=== Short problem ===
Pull each line containing "dépend" out of the data and copy it.

## BEGIN Data listing

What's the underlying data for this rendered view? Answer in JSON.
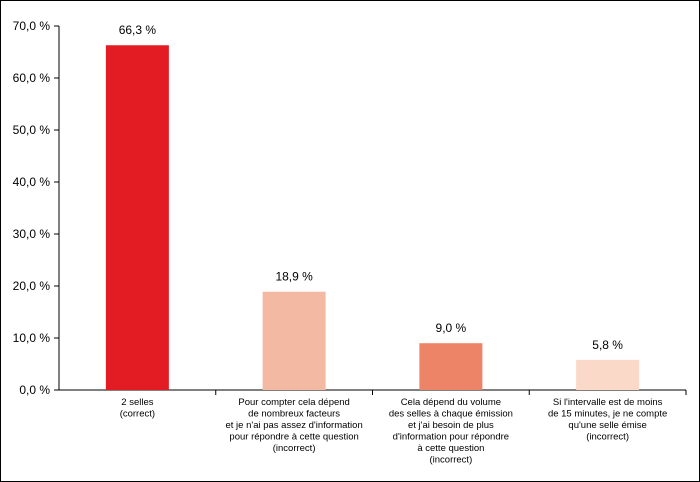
{
  "chart_data": {
    "type": "bar",
    "title": "",
    "xlabel": "",
    "ylabel": "",
    "ylim": [
      0,
      70
    ],
    "yticks": [
      "0,0 %",
      "10,0 %",
      "20,0 %",
      "30,0 %",
      "40,0 %",
      "50,0 %",
      "60,0 %",
      "70,0 %"
    ],
    "ytick_values": [
      0,
      10,
      20,
      30,
      40,
      50,
      60,
      70
    ],
    "grid": false,
    "legend": "none",
    "categories": [
      [
        "2 selles",
        "(correct)"
      ],
      [
        "Pour compter cela dépend",
        "de nombreux facteurs",
        "et je n'ai pas assez d'information",
        "pour répondre à cette question",
        "(incorrect)"
      ],
      [
        "Cela dépend du volume",
        "des selles à chaque émission",
        "et j'ai besoin de plus",
        "d'information pour répondre",
        "à cette question",
        "(incorrect)"
      ],
      [
        "Si l'intervalle est de moins",
        "de 15 minutes, je ne compte",
        "qu'une selle émise",
        "(incorrect)"
      ]
    ],
    "values": [
      66.3,
      18.9,
      9.0,
      5.8
    ],
    "data_labels": [
      "66,3 %",
      "18,9 %",
      "9,0 %",
      "5,8 %"
    ],
    "colors": [
      "#e31b23",
      "#f4b9a3",
      "#ee8467",
      "#fad9c9"
    ],
    "axis_color": "#000000"
  }
}
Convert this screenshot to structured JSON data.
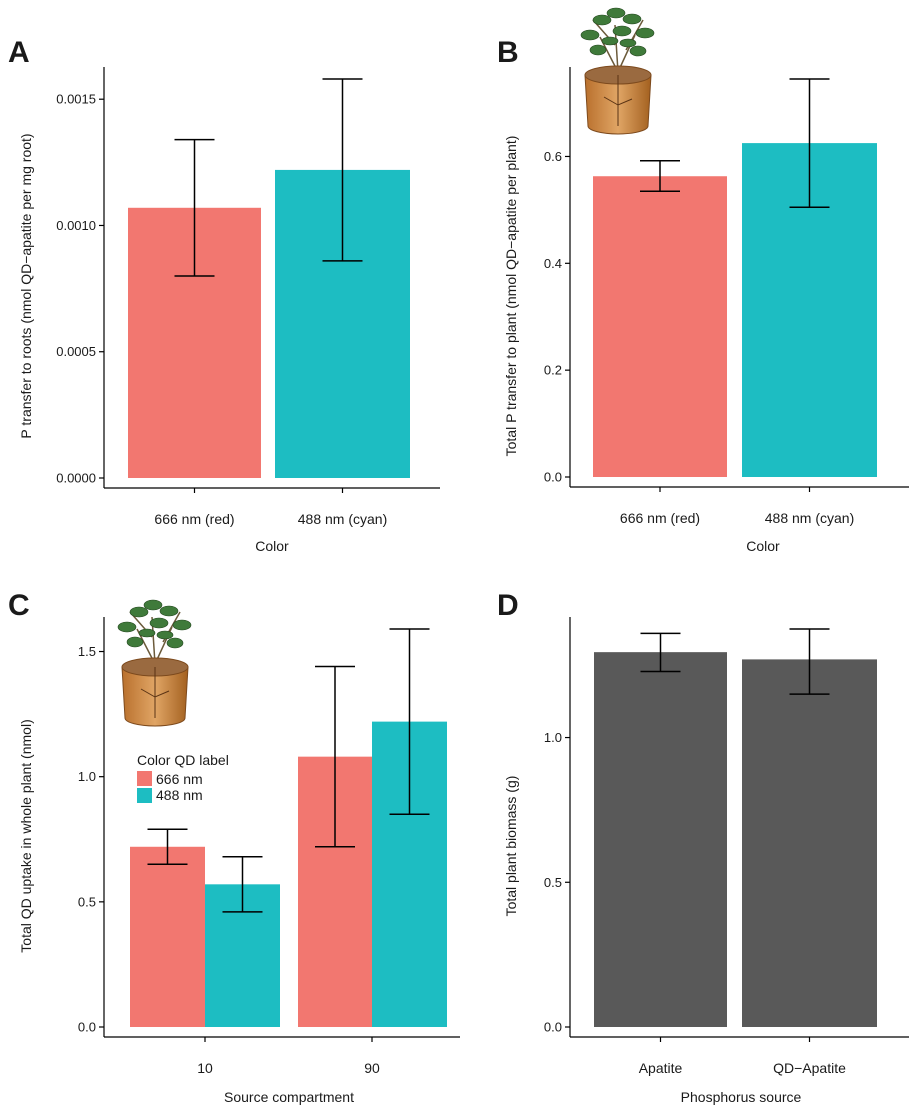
{
  "colors": {
    "red": "#F27770",
    "cyan": "#1DBDC2",
    "grey": "#595959",
    "axis": "#000000"
  },
  "chart_data": [
    {
      "panel": "A",
      "type": "bar",
      "categories": [
        "666 nm (red)",
        "488 nm (cyan)"
      ],
      "series": [
        {
          "values": [
            0.00107,
            0.00122
          ],
          "err_low": [
            0.0008,
            0.00086
          ],
          "err_high": [
            0.00134,
            0.00158
          ],
          "colors": [
            "#F27770",
            "#1DBDC2"
          ]
        }
      ],
      "ylim": [
        0,
        0.00158
      ],
      "yticks": [
        0,
        0.0005,
        0.001,
        0.0015
      ],
      "ytick_labels": [
        "0.0000",
        "0.0005",
        "0.0010",
        "0.0015"
      ],
      "xlabel": "Color",
      "ylabel": "P transfer to roots (nmol QD−apatite per mg root)"
    },
    {
      "panel": "B",
      "type": "bar",
      "categories": [
        "666 nm (red)",
        "488 nm (cyan)"
      ],
      "series": [
        {
          "values": [
            0.563,
            0.625
          ],
          "err_low": [
            0.535,
            0.505
          ],
          "err_high": [
            0.592,
            0.745
          ],
          "colors": [
            "#F27770",
            "#1DBDC2"
          ]
        }
      ],
      "ylim": [
        0,
        0.745
      ],
      "yticks": [
        0,
        0.2,
        0.4,
        0.6
      ],
      "ytick_labels": [
        "0.0",
        "0.2",
        "0.4",
        "0.6"
      ],
      "xlabel": "Color",
      "ylabel": "Total P transfer to plant (nmol QD−apatite per plant)",
      "icon": "potted-plant-icon"
    },
    {
      "panel": "C",
      "type": "bar",
      "categories": [
        "10",
        "90"
      ],
      "series": [
        {
          "name": "666 nm",
          "color": "#F27770",
          "values": [
            0.72,
            1.08
          ],
          "err_low": [
            0.65,
            0.72
          ],
          "err_high": [
            0.79,
            1.44
          ]
        },
        {
          "name": "488 nm",
          "color": "#1DBDC2",
          "values": [
            0.57,
            1.22
          ],
          "err_low": [
            0.46,
            0.85
          ],
          "err_high": [
            0.68,
            1.59
          ]
        }
      ],
      "ylim": [
        0,
        1.59
      ],
      "yticks": [
        0,
        0.5,
        1.0,
        1.5
      ],
      "ytick_labels": [
        "0.0",
        "0.5",
        "1.0",
        "1.5"
      ],
      "xlabel": "Source compartment",
      "ylabel": "Total QD uptake in whole plant (nmol)",
      "legend_title": "Color QD label",
      "legend_position": "top-left",
      "icon": "potted-plant-icon"
    },
    {
      "panel": "D",
      "type": "bar",
      "categories": [
        "Apatite",
        "QD−Apatite"
      ],
      "series": [
        {
          "values": [
            1.295,
            1.27
          ],
          "err_low": [
            1.228,
            1.15
          ],
          "err_high": [
            1.36,
            1.375
          ],
          "colors": [
            "#595959",
            "#595959"
          ]
        }
      ],
      "ylim": [
        0,
        1.375
      ],
      "yticks": [
        0,
        0.5,
        1.0
      ],
      "ytick_labels": [
        "0.0",
        "0.5",
        "1.0"
      ],
      "xlabel": "Phosphorus source",
      "ylabel": "Total plant biomass (g)"
    }
  ]
}
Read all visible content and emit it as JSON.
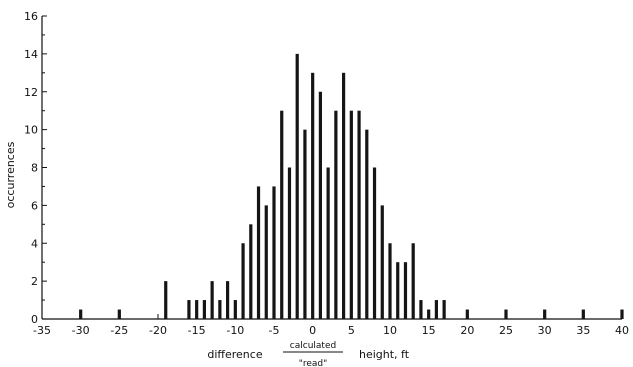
{
  "chart_data": {
    "type": "bar",
    "ylabel": "occurrences",
    "xlabel_prefix": "difference",
    "xlabel_numerator": "calculated",
    "xlabel_denominator": "\"read\"",
    "xlabel_suffix": "height, ft",
    "xlim": [
      -35,
      40
    ],
    "ylim": [
      0,
      16
    ],
    "x_ticks": [
      -35,
      -30,
      -25,
      -20,
      -15,
      -10,
      -5,
      0,
      5,
      10,
      15,
      20,
      25,
      30,
      35,
      40
    ],
    "y_ticks": [
      0,
      2,
      4,
      6,
      8,
      10,
      12,
      14,
      16
    ],
    "grid": false,
    "x": [
      -30,
      -25,
      -19,
      -16,
      -15,
      -14,
      -13,
      -12,
      -11,
      -10,
      -9,
      -8,
      -7,
      -6,
      -5,
      -4,
      -3,
      -2,
      -1,
      0,
      1,
      2,
      3,
      4,
      5,
      6,
      7,
      8,
      9,
      10,
      11,
      12,
      13,
      14,
      15,
      16,
      17,
      20,
      25,
      30,
      35,
      40
    ],
    "values": [
      0.5,
      0.5,
      2,
      1,
      1,
      1,
      2,
      1,
      2,
      1,
      4,
      5,
      7,
      6,
      7,
      11,
      8,
      14,
      10,
      13,
      12,
      8,
      11,
      13,
      11,
      11,
      10,
      8,
      6,
      4,
      3,
      3,
      4,
      1,
      0.5,
      1,
      1,
      0.5,
      0.5,
      0.5,
      0.5,
      0.5
    ]
  }
}
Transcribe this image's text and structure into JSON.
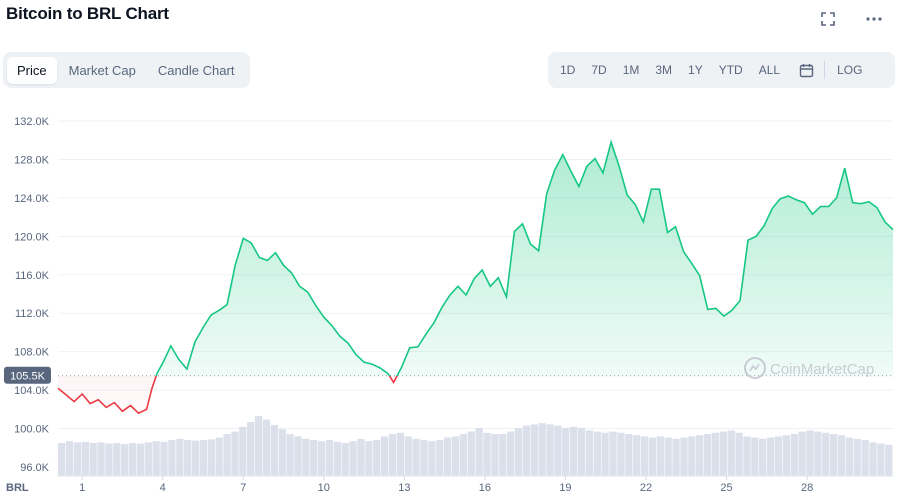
{
  "header": {
    "title": "Bitcoin to BRL Chart",
    "fullscreen_icon": "fullscreen-icon",
    "more_icon": "more-horizontal-icon"
  },
  "tabs": [
    {
      "label": "Price",
      "active": true
    },
    {
      "label": "Market Cap",
      "active": false
    },
    {
      "label": "Candle Chart",
      "active": false
    }
  ],
  "ranges": [
    "1D",
    "7D",
    "1M",
    "3M",
    "1Y",
    "YTD",
    "ALL"
  ],
  "calendar_icon": "calendar-icon",
  "log_label": "LOG",
  "watermark": "CoinMarketCap",
  "currency_label": "BRL",
  "colors": {
    "up": "#16c784",
    "down": "#ea3943",
    "grid": "#eff2f5",
    "axis_text": "#58667e",
    "volume": "#cfd6e4",
    "baseline_badge": "#58667e"
  },
  "chart_data": {
    "type": "line",
    "title": "Bitcoin to BRL Chart",
    "xlabel": "",
    "ylabel": "",
    "ylim": [
      95000,
      135000
    ],
    "y_ticks": [
      "132.0K",
      "128.0K",
      "124.0K",
      "120.0K",
      "116.0K",
      "112.0K",
      "108.0K",
      "104.0K",
      "100.0K",
      "96.0K"
    ],
    "y_tick_values": [
      132000,
      128000,
      124000,
      120000,
      116000,
      112000,
      108000,
      104000,
      100000,
      96000
    ],
    "x_ticks": [
      "1",
      "4",
      "7",
      "10",
      "13",
      "16",
      "19",
      "22",
      "25",
      "28"
    ],
    "x_tick_values": [
      1,
      4,
      7,
      10,
      13,
      16,
      19,
      22,
      25,
      28
    ],
    "xlim": [
      0.1,
      31.2
    ],
    "baseline": {
      "label": "105.5K",
      "value": 105500
    },
    "series": [
      {
        "x": [
          0.1,
          0.4,
          0.7,
          1.0,
          1.3,
          1.6,
          1.9,
          2.2,
          2.5,
          2.8,
          3.1,
          3.4,
          3.6,
          3.8,
          4.0,
          4.3,
          4.6,
          4.9,
          5.2,
          5.5,
          5.8,
          6.1,
          6.4,
          6.7,
          7.0,
          7.3,
          7.6,
          7.9,
          8.2,
          8.5,
          8.8,
          9.1,
          9.4,
          9.7,
          10.0,
          10.3,
          10.6,
          10.9,
          11.2,
          11.5,
          11.8,
          12.1,
          12.4,
          12.6,
          12.9,
          13.2,
          13.5,
          13.8,
          14.1,
          14.4,
          14.7,
          15.0,
          15.3,
          15.6,
          15.9,
          16.2,
          16.5,
          16.8,
          17.1,
          17.4,
          17.7,
          18.0,
          18.3,
          18.6,
          18.9,
          19.2,
          19.5,
          19.8,
          20.1,
          20.4,
          20.7,
          21.0,
          21.3,
          21.6,
          21.9,
          22.2,
          22.5,
          22.8,
          23.1,
          23.4,
          23.7,
          24.0,
          24.3,
          24.6,
          24.9,
          25.2,
          25.5,
          25.8,
          26.1,
          26.4,
          26.7,
          27.0,
          27.3,
          27.6,
          27.9,
          28.2,
          28.5,
          28.8,
          29.1,
          29.4,
          29.7,
          30.0,
          30.3,
          30.6,
          30.9,
          31.2
        ],
        "y": [
          104200,
          103500,
          102800,
          103600,
          102600,
          103000,
          102200,
          102700,
          101800,
          102400,
          101600,
          102000,
          104200,
          105800,
          106800,
          108600,
          107200,
          106200,
          109000,
          110500,
          111800,
          112300,
          112900,
          117000,
          119800,
          119300,
          117800,
          117500,
          118300,
          117000,
          116200,
          114800,
          114200,
          112800,
          111600,
          110700,
          109600,
          108900,
          107700,
          106900,
          106700,
          106300,
          105700,
          104800,
          106400,
          108400,
          108500,
          109800,
          111000,
          112600,
          113900,
          114800,
          113900,
          115600,
          116500,
          114800,
          115700,
          113700,
          120500,
          121300,
          119200,
          118500,
          124400,
          126900,
          128500,
          126800,
          125200,
          127300,
          128100,
          126600,
          129800,
          127300,
          124300,
          123300,
          121500,
          124900,
          124900,
          120400,
          121000,
          118400,
          117200,
          115900,
          112400,
          112500,
          111700,
          112300,
          113300,
          119600,
          120000,
          121100,
          122900,
          123900,
          124200,
          123800,
          123500,
          122300,
          123100,
          123100,
          124000,
          127100,
          123500,
          123400,
          123600,
          123000,
          121500,
          120700
        ]
      }
    ],
    "volume_note": "relative trading volume bars along bottom",
    "volume": [
      0.55,
      0.58,
      0.56,
      0.57,
      0.55,
      0.56,
      0.54,
      0.55,
      0.53,
      0.55,
      0.54,
      0.56,
      0.58,
      0.57,
      0.6,
      0.62,
      0.6,
      0.59,
      0.6,
      0.61,
      0.64,
      0.7,
      0.74,
      0.82,
      0.9,
      1.0,
      0.94,
      0.85,
      0.78,
      0.7,
      0.66,
      0.62,
      0.6,
      0.58,
      0.6,
      0.57,
      0.55,
      0.58,
      0.62,
      0.58,
      0.6,
      0.66,
      0.7,
      0.72,
      0.66,
      0.62,
      0.6,
      0.58,
      0.6,
      0.64,
      0.66,
      0.7,
      0.74,
      0.8,
      0.72,
      0.7,
      0.7,
      0.74,
      0.8,
      0.84,
      0.86,
      0.88,
      0.86,
      0.84,
      0.8,
      0.82,
      0.8,
      0.76,
      0.74,
      0.72,
      0.74,
      0.72,
      0.7,
      0.68,
      0.66,
      0.64,
      0.66,
      0.64,
      0.62,
      0.64,
      0.66,
      0.68,
      0.7,
      0.72,
      0.74,
      0.76,
      0.72,
      0.66,
      0.64,
      0.62,
      0.64,
      0.66,
      0.68,
      0.7,
      0.74,
      0.76,
      0.74,
      0.72,
      0.7,
      0.68,
      0.64,
      0.62,
      0.6,
      0.56,
      0.54,
      0.52
    ]
  }
}
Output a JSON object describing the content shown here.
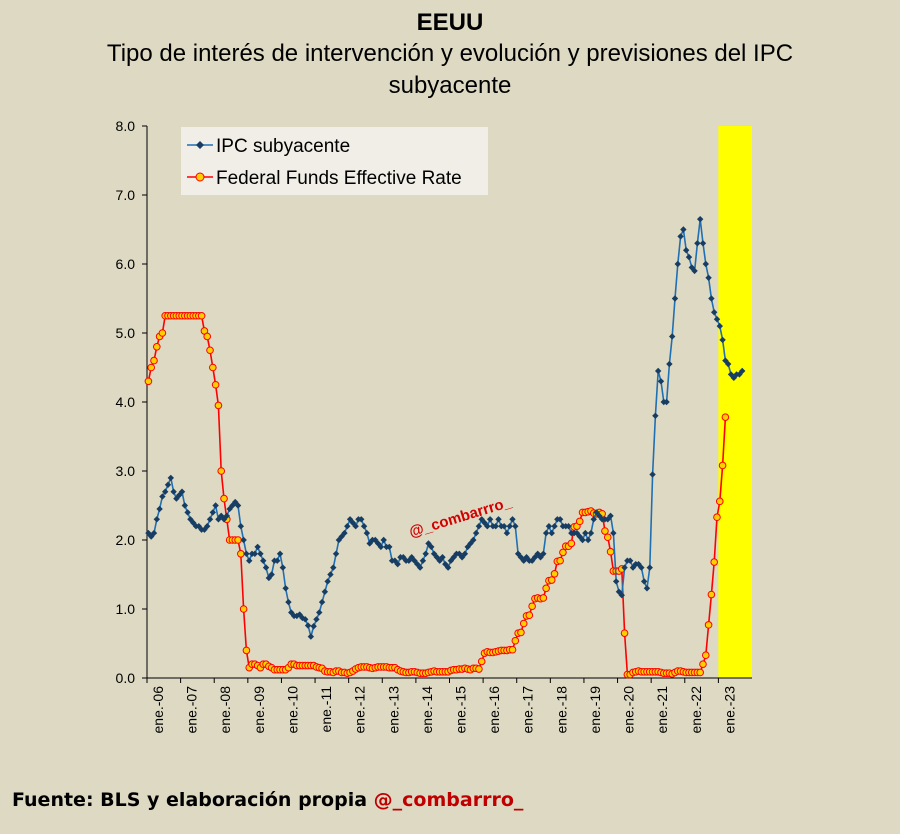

## END Data listing

=== Written solution ===
        "Pour compter cela dépend",
        "Cela dépend du volume",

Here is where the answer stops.